#### Dataset entries:

──────────

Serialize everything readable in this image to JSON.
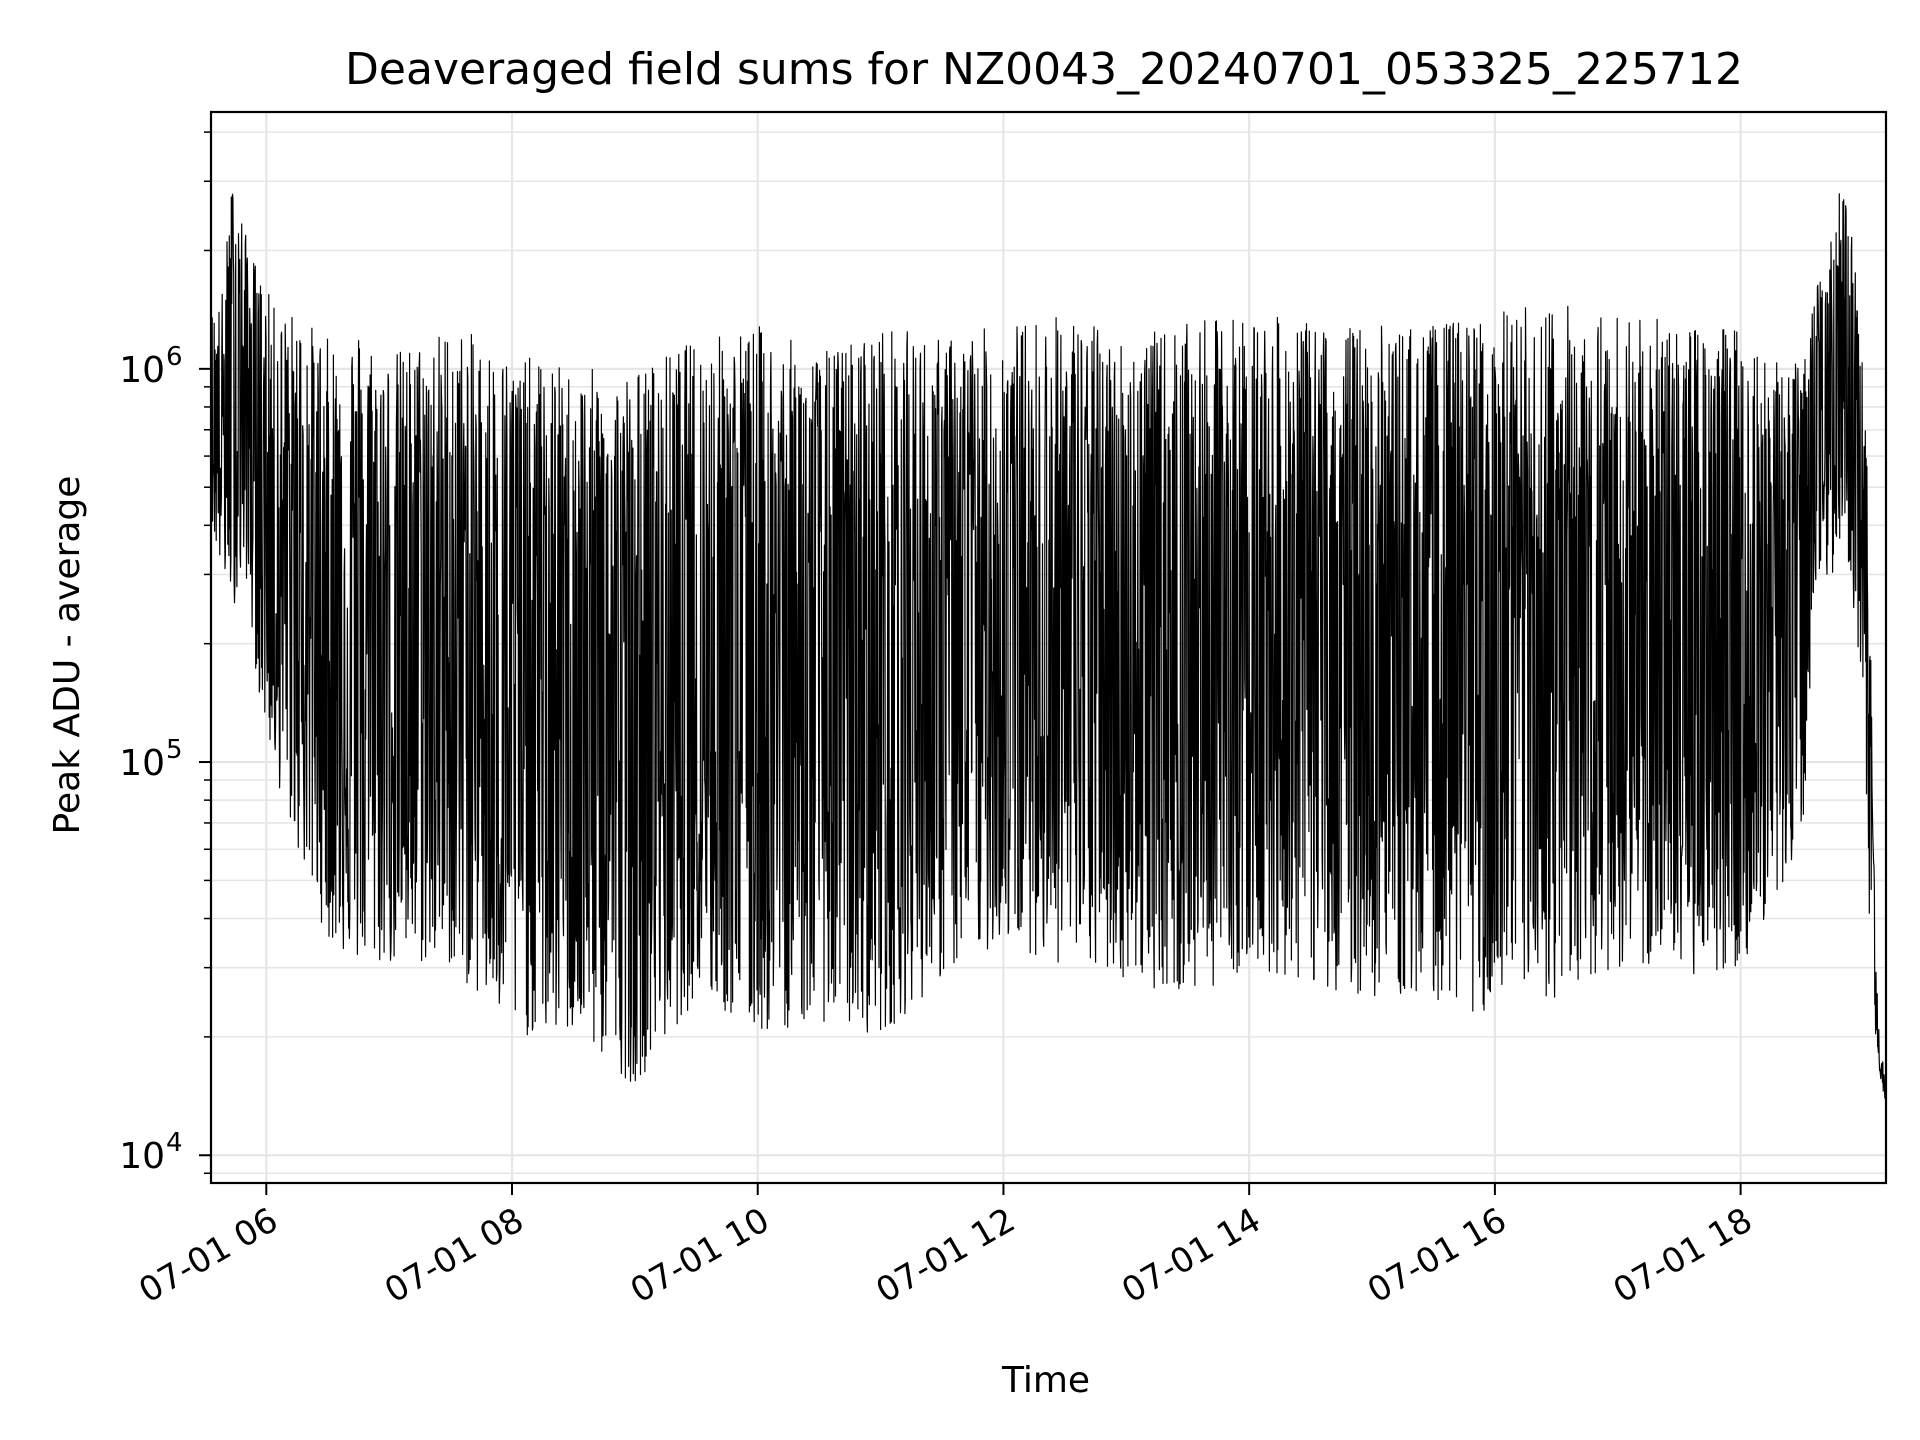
{
  "chart_data": {
    "type": "line",
    "title": "Deaveraged field sums for NZ0043_20240701_053325_225712",
    "xlabel": "Time",
    "ylabel": "Peak ADU - average",
    "y_scale": "log",
    "xlim": [
      "2024-07-01 05:33",
      "2024-07-01 19:11"
    ],
    "ylim": [
      8500,
      4500000
    ],
    "x_ticks": [
      {
        "label": "07-01 06",
        "value": "2024-07-01 06:00"
      },
      {
        "label": "07-01 08",
        "value": "2024-07-01 08:00"
      },
      {
        "label": "07-01 10",
        "value": "2024-07-01 10:00"
      },
      {
        "label": "07-01 12",
        "value": "2024-07-01 12:00"
      },
      {
        "label": "07-01 14",
        "value": "2024-07-01 14:00"
      },
      {
        "label": "07-01 16",
        "value": "2024-07-01 16:00"
      },
      {
        "label": "07-01 18",
        "value": "2024-07-01 18:00"
      }
    ],
    "y_ticks": [
      {
        "base": "10",
        "exp": "4",
        "value": 10000
      },
      {
        "base": "10",
        "exp": "5",
        "value": 100000
      },
      {
        "base": "10",
        "exp": "6",
        "value": 1000000
      }
    ],
    "grid": true,
    "line_color": "#000000",
    "series": [
      {
        "x": [
          "2024-07-01 05:33",
          "2024-07-01 05:38",
          "2024-07-01 05:44",
          "2024-07-01 05:50",
          "2024-07-01 05:56",
          "2024-07-01 06:05",
          "2024-07-01 06:15",
          "2024-07-01 06:30",
          "2024-07-01 06:45",
          "2024-07-01 07:00",
          "2024-07-01 07:30",
          "2024-07-01 08:00",
          "2024-07-01 08:30",
          "2024-07-01 09:00",
          "2024-07-01 09:30",
          "2024-07-01 10:00",
          "2024-07-01 10:30",
          "2024-07-01 11:00",
          "2024-07-01 11:30",
          "2024-07-01 12:00",
          "2024-07-01 12:30",
          "2024-07-01 13:00",
          "2024-07-01 13:30",
          "2024-07-01 14:00",
          "2024-07-01 14:30",
          "2024-07-01 15:00",
          "2024-07-01 15:30",
          "2024-07-01 16:00",
          "2024-07-01 16:30",
          "2024-07-01 17:00",
          "2024-07-01 17:30",
          "2024-07-01 18:00",
          "2024-07-01 18:30",
          "2024-07-01 18:37",
          "2024-07-01 18:45",
          "2024-07-01 18:50",
          "2024-07-01 18:55",
          "2024-07-01 19:00",
          "2024-07-01 19:03",
          "2024-07-01 19:06",
          "2024-07-01 19:08",
          "2024-07-01 19:11"
        ],
        "peak_envelope": [
          1400000,
          1500000,
          3300000,
          2200000,
          1800000,
          1400000,
          1400000,
          1200000,
          1300000,
          1100000,
          1300000,
          1100000,
          1000000,
          1000000,
          1200000,
          1300000,
          1100000,
          1300000,
          1200000,
          1300000,
          1400000,
          1200000,
          1300000,
          1400000,
          1300000,
          1300000,
          1300000,
          1400000,
          1500000,
          1400000,
          1300000,
          1300000,
          1000000,
          1600000,
          2200000,
          3500000,
          2000000,
          1300000,
          300000,
          30000,
          20000,
          15000
        ],
        "trough_envelope": [
          400000,
          300000,
          250000,
          300000,
          150000,
          90000,
          60000,
          35000,
          30000,
          30000,
          30000,
          20000,
          20000,
          15000,
          25000,
          20000,
          22000,
          20000,
          28000,
          35000,
          30000,
          28000,
          25000,
          30000,
          27000,
          25000,
          25000,
          22000,
          25000,
          30000,
          28000,
          30000,
          60000,
          300000,
          300000,
          400000,
          250000,
          150000,
          30000,
          20000,
          16000,
          13000
        ]
      }
    ]
  }
}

──────────

#### Problem description:
Above are the records. Copy every line in them holding "value".

#### Complete answer:
        "value": "2024-07-01 06:00"
        "value": "2024-07-01 08:00"
        "value": "2024-07-01 10:00"
        "value": "2024-07-01 12:00"
        "value": "2024-07-01 14:00"
        "value": "2024-07-01 16:00"
        "value": "2024-07-01 18:00"
        "value": 10000
        "value": 100000
        "value": 1000000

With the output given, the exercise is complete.